§ EXTRACTED DATA

○ ○ ○ ○ ○

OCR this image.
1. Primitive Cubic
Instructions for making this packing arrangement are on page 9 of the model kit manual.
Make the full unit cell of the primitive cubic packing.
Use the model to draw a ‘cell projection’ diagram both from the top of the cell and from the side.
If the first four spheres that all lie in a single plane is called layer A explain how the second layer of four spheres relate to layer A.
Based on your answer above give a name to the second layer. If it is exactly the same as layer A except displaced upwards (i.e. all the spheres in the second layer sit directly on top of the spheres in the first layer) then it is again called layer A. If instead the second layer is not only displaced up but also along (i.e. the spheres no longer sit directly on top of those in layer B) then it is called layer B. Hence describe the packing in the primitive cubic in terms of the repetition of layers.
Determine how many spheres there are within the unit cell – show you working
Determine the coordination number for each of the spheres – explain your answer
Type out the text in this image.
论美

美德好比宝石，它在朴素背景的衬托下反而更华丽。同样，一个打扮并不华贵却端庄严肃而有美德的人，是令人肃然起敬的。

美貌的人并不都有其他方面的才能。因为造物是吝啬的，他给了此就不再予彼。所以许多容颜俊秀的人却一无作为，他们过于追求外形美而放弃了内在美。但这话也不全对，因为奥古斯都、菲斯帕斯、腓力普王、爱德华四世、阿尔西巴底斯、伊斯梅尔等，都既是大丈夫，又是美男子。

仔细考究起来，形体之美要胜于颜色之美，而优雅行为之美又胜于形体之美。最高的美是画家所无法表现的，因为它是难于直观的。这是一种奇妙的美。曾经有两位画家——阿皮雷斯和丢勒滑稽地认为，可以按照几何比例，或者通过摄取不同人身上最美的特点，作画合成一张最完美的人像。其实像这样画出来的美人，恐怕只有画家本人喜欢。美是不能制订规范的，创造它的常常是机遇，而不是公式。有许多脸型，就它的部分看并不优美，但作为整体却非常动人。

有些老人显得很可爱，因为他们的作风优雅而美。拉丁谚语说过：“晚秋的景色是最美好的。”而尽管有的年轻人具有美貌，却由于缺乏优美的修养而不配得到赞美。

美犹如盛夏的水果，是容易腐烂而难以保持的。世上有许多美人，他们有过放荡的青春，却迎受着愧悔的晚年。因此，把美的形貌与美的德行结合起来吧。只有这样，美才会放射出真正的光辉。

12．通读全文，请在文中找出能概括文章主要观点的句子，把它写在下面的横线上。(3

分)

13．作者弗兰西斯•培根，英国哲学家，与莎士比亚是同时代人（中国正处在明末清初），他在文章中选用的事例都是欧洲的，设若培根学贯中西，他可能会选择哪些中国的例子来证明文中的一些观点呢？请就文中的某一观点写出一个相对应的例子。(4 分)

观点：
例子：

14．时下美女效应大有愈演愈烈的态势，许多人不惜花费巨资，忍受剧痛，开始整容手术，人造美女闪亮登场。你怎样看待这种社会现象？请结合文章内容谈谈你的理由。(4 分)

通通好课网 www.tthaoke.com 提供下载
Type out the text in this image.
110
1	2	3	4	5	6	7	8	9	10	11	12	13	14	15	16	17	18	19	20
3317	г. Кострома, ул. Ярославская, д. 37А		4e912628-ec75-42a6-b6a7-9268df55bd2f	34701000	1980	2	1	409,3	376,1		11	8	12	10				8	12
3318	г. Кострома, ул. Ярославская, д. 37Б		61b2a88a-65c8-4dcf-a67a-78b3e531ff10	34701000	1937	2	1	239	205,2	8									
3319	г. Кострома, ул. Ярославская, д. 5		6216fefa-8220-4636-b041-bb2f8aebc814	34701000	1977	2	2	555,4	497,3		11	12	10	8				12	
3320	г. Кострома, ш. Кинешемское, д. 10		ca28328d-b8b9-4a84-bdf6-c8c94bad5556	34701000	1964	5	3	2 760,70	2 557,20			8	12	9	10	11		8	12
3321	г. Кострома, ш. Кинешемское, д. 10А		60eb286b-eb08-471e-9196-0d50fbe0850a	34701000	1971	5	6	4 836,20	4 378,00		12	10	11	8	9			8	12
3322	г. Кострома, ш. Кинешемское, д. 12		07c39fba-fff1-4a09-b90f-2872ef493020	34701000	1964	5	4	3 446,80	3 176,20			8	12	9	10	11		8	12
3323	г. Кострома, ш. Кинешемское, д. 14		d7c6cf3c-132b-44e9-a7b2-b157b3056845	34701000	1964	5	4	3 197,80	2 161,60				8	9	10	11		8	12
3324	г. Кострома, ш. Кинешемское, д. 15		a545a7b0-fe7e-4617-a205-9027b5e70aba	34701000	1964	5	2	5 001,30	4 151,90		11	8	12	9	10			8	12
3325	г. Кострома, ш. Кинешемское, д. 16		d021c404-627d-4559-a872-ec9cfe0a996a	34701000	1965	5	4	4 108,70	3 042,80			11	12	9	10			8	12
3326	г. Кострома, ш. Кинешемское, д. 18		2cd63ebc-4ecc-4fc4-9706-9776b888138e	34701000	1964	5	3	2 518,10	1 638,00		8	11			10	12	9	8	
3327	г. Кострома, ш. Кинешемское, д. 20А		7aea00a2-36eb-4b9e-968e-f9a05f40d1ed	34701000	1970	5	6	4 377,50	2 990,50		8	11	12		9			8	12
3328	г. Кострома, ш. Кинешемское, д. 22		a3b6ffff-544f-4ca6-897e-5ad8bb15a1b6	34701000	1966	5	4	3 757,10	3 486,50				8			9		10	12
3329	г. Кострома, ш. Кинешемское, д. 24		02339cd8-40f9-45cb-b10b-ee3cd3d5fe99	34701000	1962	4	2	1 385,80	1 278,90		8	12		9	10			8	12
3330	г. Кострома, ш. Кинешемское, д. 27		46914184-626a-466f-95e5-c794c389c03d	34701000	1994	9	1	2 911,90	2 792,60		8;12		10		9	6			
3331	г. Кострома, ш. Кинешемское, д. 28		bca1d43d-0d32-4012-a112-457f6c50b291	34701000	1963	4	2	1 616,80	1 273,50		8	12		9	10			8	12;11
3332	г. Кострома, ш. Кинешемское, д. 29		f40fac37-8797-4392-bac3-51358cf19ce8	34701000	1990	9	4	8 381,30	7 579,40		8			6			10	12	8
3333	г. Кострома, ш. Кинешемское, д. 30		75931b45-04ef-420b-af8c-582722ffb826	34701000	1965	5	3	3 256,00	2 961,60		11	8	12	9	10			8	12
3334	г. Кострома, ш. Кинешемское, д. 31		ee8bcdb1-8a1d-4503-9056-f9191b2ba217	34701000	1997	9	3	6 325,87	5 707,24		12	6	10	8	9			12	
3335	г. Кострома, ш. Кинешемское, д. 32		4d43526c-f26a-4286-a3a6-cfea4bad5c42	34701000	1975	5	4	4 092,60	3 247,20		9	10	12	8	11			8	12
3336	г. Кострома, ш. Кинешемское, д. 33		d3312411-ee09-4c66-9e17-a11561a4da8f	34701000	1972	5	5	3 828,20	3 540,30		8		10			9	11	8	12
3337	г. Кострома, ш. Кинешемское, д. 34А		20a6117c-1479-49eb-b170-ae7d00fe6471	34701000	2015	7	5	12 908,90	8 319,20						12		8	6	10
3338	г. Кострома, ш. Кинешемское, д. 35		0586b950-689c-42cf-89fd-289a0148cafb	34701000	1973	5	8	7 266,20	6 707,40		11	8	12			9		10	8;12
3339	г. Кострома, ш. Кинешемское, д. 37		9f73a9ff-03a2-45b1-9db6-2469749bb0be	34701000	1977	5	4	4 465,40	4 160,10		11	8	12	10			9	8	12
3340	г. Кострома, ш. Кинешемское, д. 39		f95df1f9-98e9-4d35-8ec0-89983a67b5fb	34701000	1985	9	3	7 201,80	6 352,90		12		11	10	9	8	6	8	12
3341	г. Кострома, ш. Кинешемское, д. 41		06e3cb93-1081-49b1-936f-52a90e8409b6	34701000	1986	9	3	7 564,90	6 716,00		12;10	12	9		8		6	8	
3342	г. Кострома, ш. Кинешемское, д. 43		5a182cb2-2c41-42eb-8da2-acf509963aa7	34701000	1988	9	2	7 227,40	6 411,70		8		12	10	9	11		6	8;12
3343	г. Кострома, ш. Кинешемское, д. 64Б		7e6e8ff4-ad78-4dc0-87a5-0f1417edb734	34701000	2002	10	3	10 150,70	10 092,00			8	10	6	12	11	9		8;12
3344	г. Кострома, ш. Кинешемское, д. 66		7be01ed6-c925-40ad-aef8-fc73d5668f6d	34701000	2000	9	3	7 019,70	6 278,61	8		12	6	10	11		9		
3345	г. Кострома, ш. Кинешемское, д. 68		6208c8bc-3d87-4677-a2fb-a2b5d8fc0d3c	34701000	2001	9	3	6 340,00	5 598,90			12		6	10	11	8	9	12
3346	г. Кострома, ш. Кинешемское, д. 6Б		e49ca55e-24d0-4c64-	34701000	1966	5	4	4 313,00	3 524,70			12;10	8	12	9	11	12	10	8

○ ○ ○ ○ ○

§ PROMPT
Go through the records and pull out each line that includes the word "Ярославская".

§ THE SOLUTION
3317	г. Кострома, ул. Ярославская, д. 37А		4e912628-ec75-42a6-b6a7-9268df55bd2f	34701000	1980	2	1	409,3	376,1		11	8	12	10				8	12
3318	г. Кострома, ул. Ярославская, д. 37Б		61b2a88a-65c8-4dcf-a67a-78b3e531ff10	34701000	1937	2	1	239	205,2	8									
3319	г. Кострома, ул. Ярославская, д. 5		6216fefa-8220-4636-b041-bb2f8aebc814	34701000	1977	2	2	555,4	497,3		11	12	10	8				12	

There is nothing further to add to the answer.